** GIVEN TASK **
Retype all the records with nothing changed.

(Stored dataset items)
##############################
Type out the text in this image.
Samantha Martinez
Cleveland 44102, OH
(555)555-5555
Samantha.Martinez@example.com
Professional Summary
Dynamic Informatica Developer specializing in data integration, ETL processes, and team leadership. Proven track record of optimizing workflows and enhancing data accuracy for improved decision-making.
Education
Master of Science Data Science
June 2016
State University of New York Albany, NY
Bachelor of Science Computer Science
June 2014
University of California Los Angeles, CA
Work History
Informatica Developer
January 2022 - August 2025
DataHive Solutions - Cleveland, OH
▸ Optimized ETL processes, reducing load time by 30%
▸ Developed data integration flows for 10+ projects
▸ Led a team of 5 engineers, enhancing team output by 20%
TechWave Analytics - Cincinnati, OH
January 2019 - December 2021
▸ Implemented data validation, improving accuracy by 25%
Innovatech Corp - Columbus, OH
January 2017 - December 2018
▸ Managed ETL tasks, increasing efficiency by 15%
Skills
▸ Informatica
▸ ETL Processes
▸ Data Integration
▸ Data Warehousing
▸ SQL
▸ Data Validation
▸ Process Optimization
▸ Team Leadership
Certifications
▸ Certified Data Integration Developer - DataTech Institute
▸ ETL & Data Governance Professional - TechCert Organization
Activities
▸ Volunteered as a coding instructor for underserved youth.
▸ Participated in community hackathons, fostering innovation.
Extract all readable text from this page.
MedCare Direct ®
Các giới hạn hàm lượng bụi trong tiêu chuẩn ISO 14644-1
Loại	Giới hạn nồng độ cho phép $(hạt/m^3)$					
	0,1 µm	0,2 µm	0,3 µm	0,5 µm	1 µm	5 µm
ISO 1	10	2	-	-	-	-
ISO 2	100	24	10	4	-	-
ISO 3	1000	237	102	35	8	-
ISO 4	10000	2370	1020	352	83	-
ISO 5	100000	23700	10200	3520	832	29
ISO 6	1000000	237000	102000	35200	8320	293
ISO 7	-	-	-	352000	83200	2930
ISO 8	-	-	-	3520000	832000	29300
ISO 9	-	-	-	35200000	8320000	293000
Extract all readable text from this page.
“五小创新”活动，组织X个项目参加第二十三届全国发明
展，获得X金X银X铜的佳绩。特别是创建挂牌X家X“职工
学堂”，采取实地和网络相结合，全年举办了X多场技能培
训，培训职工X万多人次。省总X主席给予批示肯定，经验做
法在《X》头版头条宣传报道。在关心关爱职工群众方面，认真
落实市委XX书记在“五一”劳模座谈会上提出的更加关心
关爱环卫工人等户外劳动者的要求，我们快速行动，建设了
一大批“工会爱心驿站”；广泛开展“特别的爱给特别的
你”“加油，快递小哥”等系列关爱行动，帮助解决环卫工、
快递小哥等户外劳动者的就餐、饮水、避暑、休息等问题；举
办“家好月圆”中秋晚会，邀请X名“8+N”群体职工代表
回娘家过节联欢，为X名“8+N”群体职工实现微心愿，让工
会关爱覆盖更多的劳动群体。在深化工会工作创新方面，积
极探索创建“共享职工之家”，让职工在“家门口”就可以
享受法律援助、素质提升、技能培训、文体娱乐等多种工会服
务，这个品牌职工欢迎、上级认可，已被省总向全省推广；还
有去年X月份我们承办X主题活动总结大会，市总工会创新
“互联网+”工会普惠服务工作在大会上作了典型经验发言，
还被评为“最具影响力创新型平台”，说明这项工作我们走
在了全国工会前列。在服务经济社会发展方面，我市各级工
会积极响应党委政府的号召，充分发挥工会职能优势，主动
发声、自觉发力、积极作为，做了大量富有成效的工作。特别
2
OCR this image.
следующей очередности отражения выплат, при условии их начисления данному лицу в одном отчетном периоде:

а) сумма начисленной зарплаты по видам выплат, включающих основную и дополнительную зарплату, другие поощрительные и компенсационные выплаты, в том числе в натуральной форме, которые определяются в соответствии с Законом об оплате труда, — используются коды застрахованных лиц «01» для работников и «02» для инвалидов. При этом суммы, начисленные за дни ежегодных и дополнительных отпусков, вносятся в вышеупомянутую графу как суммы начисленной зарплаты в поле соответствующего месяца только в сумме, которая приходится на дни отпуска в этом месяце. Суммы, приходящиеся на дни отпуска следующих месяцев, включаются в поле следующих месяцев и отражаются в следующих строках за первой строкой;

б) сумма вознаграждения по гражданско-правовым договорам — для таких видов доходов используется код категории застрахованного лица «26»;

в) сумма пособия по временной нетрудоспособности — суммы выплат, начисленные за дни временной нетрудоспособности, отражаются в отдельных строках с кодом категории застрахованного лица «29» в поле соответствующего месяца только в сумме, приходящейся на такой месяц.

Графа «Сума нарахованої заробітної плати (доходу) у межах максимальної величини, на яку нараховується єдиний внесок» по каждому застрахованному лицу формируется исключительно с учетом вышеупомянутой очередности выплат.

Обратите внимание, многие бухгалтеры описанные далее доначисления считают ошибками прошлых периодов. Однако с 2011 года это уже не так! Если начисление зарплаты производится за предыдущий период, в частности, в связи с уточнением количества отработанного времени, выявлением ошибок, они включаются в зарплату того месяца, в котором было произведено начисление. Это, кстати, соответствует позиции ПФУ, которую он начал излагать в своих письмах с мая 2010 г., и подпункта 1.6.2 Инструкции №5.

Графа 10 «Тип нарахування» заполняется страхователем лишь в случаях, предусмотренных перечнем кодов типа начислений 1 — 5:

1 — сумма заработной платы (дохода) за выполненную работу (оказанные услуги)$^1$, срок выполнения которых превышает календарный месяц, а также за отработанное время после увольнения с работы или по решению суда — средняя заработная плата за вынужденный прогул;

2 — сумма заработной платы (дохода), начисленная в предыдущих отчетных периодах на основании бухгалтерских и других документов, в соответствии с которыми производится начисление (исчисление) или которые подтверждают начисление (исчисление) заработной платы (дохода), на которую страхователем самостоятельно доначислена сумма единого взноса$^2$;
##############################
** WRITTEN REPLY **
Type out the text in this image.
Samantha Martinez
Cleveland 44102, OH
(555)555-5555
Samantha.Martinez@example.com
Professional Summary
Dynamic Informatica Developer specializing in data integration, ETL processes, and team leadership. Proven track record of optimizing workflows and enhancing data accuracy for improved decision-making.
Education
Master of Science Data Science
June 2016
State University of New York Albany, NY
Bachelor of Science Computer Science
June 2014
University of California Los Angeles, CA
Work History
Informatica Developer
January 2022 - August 2025
DataHive Solutions - Cleveland, OH
▸ Optimized ETL processes, reducing load time by 30%
▸ Developed data integration flows for 10+ projects
▸ Led a team of 5 engineers, enhancing team output by 20%
TechWave Analytics - Cincinnati, OH
January 2019 - December 2021
▸ Implemented data validation, improving accuracy by 25%
Innovatech Corp - Columbus, OH
January 2017 - December 2018
▸ Managed ETL tasks, increasing efficiency by 15%
Skills
▸ Informatica
▸ ETL Processes
▸ Data Integration
▸ Data Warehousing
▸ SQL
▸ Data Validation
▸ Process Optimization
▸ Team Leadership
Certifications
▸ Certified Data Integration Developer - DataTech Institute
▸ ETL & Data Governance Professional - TechCert Organization
Activities
▸ Volunteered as a coding instructor for underserved youth.
▸ Participated in community hackathons, fostering innovation.
Extract all readable text from this page.
MedCare Direct ®
Các giới hạn hàm lượng bụi trong tiêu chuẩn ISO 14644-1
Loại	Giới hạn nồng độ cho phép $(hạt/m^3)$					
	0,1 µm	0,2 µm	0,3 µm	0,5 µm	1 µm	5 µm
ISO 1	10	2	-	-	-	-
ISO 2	100	24	10	4	-	-
ISO 3	1000	237	102	35	8	-
ISO 4	10000	2370	1020	352	83	-
ISO 5	100000	23700	10200	3520	832	29
ISO 6	1000000	237000	102000	35200	8320	293
ISO 7	-	-	-	352000	83200	2930
ISO 8	-	-	-	3520000	832000	29300
ISO 9	-	-	-	35200000	8320000	293000
Extract all readable text from this page.
“五小创新”活动，组织X个项目参加第二十三届全国发明
展，获得X金X银X铜的佳绩。特别是创建挂牌X家X“职工
学堂”，采取实地和网络相结合，全年举办了X多场技能培
训，培训职工X万多人次。省总X主席给予批示肯定，经验做
法在《X》头版头条宣传报道。在关心关爱职工群众方面，认真
落实市委XX书记在“五一”劳模座谈会上提出的更加关心
关爱环卫工人等户外劳动者的要求，我们快速行动，建设了
一大批“工会爱心驿站”；广泛开展“特别的爱给特别的
你”“加油，快递小哥”等系列关爱行动，帮助解决环卫工、
快递小哥等户外劳动者的就餐、饮水、避暑、休息等问题；举
办“家好月圆”中秋晚会，邀请X名“8+N”群体职工代表
回娘家过节联欢，为X名“8+N”群体职工实现微心愿，让工
会关爱覆盖更多的劳动群体。在深化工会工作创新方面，积
极探索创建“共享职工之家”，让职工在“家门口”就可以
享受法律援助、素质提升、技能培训、文体娱乐等多种工会服
务，这个品牌职工欢迎、上级认可，已被省总向全省推广；还
有去年X月份我们承办X主题活动总结大会，市总工会创新
“互联网+”工会普惠服务工作在大会上作了典型经验发言，
还被评为“最具影响力创新型平台”，说明这项工作我们走
在了全国工会前列。在服务经济社会发展方面，我市各级工
会积极响应党委政府的号召，充分发挥工会职能优势，主动
发声、自觉发力、积极作为，做了大量富有成效的工作。特别
2
OCR this image.
следующей очередности отражения выплат, при условии их начисления данному лицу в одном отчетном периоде:

а) сумма начисленной зарплаты по видам выплат, включающих основную и дополнительную зарплату, другие поощрительные и компенсационные выплаты, в том числе в натуральной форме, которые определяются в соответствии с Законом об оплате труда, — используются коды застрахованных лиц «01» для работников и «02» для инвалидов. При этом суммы, начисленные за дни ежегодных и дополнительных отпусков, вносятся в вышеупомянутую графу как суммы начисленной зарплаты в поле соответствующего месяца только в сумме, которая приходится на дни отпуска в этом месяце. Суммы, приходящиеся на дни отпуска следующих месяцев, включаются в поле следующих месяцев и отражаются в следующих строках за первой строкой;

б) сумма вознаграждения по гражданско-правовым договорам — для таких видов доходов используется код категории застрахованного лица «26»;

в) сумма пособия по временной нетрудоспособности — суммы выплат, начисленные за дни временной нетрудоспособности, отражаются в отдельных строках с кодом категории застрахованного лица «29» в поле соответствующего месяца только в сумме, приходящейся на такой месяц.

Графа «Сума нарахованої заробітної плати (доходу) у межах максимальної величини, на яку нараховується єдиний внесок» по каждому застрахованному лицу формируется исключительно с учетом вышеупомянутой очередности выплат.

Обратите внимание, многие бухгалтеры описанные далее доначисления считают ошибками прошлых периодов. Однако с 2011 года это уже не так! Если начисление зарплаты производится за предыдущий период, в частности, в связи с уточнением количества отработанного времени, выявлением ошибок, они включаются в зарплату того месяца, в котором было произведено начисление. Это, кстати, соответствует позиции ПФУ, которую он начал излагать в своих письмах с мая 2010 г., и подпункта 1.6.2 Инструкции №5.

Графа 10 «Тип нарахування» заполняется страхователем лишь в случаях, предусмотренных перечнем кодов типа начислений 1 — 5:

1 — сумма заработной платы (дохода) за выполненную работу (оказанные услуги)$^1$, срок выполнения которых превышает календарный месяц, а также за отработанное время после увольнения с работы или по решению суда — средняя заработная плата за вынужденный прогул;

2 — сумма заработной платы (дохода), начисленная в предыдущих отчетных периодах на основании бухгалтерских и других документов, в соответствии с которыми производится начисление (исчисление) или которые подтверждают начисление (исчисление) заработной платы (дохода), на которую страхователем самостоятельно доначислена сумма единого взноса$^2$;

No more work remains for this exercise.